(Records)
**********

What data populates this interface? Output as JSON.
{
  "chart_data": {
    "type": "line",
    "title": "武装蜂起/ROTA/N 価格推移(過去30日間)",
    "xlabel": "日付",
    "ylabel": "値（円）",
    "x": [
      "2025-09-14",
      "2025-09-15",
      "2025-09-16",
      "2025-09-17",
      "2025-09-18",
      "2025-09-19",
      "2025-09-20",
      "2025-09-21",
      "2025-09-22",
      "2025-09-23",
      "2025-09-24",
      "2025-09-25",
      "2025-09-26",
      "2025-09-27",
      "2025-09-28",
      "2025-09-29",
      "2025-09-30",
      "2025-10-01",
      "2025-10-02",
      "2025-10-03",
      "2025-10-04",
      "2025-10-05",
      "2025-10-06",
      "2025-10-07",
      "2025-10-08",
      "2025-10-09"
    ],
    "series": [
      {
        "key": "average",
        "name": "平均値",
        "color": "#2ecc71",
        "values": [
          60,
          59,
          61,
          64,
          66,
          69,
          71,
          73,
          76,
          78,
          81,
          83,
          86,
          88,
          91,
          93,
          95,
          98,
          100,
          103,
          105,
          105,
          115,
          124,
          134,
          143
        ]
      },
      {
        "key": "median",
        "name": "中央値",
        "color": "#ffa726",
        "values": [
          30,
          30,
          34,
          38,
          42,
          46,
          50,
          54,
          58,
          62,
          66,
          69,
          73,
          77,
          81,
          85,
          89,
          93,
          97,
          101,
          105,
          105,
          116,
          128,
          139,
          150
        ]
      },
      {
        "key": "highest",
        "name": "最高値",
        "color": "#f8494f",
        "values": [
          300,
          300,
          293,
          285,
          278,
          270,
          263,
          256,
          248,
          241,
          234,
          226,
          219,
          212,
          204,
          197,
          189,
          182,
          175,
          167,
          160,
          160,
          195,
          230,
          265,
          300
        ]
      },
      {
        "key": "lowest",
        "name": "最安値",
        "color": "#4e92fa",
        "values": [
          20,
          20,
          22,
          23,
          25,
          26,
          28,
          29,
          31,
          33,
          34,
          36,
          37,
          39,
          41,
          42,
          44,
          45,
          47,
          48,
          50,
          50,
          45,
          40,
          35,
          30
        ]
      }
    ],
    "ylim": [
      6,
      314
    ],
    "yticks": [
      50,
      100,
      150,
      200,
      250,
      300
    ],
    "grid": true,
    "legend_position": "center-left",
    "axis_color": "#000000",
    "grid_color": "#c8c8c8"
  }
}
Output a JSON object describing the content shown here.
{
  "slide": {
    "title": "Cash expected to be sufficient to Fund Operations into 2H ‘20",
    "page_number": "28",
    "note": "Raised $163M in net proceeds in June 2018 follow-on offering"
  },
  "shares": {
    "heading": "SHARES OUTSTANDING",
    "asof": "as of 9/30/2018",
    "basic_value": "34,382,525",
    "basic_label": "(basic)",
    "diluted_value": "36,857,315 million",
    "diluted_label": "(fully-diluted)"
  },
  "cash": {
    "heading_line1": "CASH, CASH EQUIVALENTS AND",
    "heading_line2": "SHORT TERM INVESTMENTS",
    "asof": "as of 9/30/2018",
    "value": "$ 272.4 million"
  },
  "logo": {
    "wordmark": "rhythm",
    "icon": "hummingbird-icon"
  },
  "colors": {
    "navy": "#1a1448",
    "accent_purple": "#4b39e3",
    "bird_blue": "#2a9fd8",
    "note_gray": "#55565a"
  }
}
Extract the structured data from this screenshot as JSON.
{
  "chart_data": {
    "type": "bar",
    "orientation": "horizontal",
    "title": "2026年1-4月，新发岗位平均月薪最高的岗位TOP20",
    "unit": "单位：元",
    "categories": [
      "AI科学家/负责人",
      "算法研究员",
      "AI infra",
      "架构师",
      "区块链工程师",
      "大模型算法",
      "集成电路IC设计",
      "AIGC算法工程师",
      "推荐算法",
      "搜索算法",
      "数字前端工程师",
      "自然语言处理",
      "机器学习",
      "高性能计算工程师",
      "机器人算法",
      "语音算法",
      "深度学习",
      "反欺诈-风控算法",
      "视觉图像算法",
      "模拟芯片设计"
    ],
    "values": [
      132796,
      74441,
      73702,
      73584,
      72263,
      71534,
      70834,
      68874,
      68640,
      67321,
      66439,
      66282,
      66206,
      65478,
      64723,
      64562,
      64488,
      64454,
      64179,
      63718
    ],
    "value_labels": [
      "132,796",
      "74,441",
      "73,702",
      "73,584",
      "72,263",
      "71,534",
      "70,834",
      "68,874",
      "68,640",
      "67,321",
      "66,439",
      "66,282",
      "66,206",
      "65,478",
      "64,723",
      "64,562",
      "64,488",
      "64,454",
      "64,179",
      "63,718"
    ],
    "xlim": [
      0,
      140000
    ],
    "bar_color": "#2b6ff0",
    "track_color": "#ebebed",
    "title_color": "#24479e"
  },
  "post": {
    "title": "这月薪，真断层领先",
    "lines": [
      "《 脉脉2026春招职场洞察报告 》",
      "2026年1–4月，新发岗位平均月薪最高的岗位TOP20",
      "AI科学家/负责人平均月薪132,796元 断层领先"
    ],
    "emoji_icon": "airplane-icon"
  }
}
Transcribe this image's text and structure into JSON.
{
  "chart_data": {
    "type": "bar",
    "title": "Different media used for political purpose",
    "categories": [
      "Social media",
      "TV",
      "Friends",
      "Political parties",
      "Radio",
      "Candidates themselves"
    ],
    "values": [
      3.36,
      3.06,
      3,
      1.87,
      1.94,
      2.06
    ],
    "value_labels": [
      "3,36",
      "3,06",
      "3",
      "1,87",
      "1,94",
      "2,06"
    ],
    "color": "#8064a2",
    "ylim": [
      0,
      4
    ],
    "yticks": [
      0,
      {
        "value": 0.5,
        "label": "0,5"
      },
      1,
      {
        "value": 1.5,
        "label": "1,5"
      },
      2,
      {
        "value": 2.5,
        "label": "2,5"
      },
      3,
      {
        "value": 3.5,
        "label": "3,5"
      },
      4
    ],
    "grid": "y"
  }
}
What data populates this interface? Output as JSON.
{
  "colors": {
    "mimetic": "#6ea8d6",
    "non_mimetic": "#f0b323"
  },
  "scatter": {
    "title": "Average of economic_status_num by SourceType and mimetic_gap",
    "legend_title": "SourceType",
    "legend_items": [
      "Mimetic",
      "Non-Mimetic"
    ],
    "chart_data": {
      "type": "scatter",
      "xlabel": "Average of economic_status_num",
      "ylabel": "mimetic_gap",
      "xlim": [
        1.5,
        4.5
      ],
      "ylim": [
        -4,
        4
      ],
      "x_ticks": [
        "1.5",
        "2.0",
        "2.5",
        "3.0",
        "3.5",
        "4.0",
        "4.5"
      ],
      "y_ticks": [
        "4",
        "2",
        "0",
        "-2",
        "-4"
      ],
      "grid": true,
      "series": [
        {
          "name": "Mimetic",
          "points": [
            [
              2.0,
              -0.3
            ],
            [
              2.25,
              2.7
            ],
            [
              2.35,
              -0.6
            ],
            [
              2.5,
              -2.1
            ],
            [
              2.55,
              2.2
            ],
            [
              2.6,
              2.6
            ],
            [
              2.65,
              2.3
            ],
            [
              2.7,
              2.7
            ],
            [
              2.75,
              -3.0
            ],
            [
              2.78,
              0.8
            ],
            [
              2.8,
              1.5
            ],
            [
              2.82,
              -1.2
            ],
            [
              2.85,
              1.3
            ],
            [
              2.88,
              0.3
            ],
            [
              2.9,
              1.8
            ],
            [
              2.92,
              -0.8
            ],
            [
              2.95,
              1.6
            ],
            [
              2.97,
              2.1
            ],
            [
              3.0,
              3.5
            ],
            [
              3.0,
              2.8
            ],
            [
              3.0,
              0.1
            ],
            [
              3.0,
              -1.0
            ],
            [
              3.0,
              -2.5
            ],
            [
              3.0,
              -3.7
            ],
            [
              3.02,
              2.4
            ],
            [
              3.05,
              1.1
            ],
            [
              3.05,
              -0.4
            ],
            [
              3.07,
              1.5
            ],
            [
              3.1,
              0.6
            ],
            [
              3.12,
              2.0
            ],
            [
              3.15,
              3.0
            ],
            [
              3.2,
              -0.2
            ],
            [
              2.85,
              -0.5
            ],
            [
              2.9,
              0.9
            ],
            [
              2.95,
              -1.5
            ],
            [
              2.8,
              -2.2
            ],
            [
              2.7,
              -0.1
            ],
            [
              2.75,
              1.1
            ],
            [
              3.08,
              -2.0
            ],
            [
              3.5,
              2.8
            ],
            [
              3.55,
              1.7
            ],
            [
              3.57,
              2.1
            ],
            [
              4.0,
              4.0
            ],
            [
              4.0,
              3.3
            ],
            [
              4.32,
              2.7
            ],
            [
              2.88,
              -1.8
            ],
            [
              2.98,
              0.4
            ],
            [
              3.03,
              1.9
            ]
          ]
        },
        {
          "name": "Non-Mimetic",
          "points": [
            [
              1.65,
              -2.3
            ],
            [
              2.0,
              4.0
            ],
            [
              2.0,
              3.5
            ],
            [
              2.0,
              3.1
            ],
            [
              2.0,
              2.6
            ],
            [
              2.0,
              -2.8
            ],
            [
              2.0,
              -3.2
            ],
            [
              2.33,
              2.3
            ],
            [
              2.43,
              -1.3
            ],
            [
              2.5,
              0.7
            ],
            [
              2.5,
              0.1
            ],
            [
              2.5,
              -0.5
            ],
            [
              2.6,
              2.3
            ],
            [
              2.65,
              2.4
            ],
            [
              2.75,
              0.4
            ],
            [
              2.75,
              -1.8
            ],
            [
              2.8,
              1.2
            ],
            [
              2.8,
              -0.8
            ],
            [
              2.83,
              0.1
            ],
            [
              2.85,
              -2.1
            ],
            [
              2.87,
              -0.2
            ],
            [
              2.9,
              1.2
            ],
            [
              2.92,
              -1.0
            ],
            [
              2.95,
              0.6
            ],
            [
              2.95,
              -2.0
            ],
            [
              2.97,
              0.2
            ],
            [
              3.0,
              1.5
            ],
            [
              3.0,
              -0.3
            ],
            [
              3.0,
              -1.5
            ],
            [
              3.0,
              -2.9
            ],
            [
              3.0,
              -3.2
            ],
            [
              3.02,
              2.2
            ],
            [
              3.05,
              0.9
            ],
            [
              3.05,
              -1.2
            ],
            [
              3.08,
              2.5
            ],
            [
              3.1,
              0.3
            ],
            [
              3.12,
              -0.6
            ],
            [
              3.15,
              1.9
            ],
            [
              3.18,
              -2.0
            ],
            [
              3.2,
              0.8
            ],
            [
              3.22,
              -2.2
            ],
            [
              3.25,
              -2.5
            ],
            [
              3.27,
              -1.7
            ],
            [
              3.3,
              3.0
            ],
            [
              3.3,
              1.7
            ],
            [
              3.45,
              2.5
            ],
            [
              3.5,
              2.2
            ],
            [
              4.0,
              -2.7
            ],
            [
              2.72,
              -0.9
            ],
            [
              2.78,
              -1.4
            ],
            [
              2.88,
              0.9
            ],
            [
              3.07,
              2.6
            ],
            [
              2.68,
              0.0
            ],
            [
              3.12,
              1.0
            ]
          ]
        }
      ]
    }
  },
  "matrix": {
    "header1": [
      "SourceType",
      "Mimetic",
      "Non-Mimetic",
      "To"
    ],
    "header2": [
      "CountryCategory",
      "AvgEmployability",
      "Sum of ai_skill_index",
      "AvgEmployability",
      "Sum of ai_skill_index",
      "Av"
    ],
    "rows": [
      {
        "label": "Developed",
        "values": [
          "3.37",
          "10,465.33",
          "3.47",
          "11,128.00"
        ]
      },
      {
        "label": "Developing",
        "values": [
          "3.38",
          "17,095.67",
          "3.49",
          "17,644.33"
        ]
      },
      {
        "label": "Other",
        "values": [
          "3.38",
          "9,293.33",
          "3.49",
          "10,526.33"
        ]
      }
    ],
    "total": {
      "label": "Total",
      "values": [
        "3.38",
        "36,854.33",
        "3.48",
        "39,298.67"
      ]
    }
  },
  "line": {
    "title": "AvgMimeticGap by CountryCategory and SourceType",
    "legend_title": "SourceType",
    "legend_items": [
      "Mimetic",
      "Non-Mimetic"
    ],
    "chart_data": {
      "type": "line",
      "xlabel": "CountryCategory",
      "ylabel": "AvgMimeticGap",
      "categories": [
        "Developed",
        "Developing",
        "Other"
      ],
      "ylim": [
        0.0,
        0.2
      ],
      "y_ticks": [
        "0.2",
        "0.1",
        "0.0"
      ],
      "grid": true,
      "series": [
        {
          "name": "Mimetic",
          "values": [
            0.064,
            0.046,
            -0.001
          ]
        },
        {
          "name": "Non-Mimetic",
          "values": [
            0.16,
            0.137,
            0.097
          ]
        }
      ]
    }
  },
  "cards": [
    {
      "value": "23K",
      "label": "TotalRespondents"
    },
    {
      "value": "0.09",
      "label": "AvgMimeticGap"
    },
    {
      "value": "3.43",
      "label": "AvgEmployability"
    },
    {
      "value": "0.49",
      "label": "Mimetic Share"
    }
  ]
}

**********

What is required: Of the lines in the records, how many contain the word "JSON"? Answer with the number and nothing else.

Written answer: 5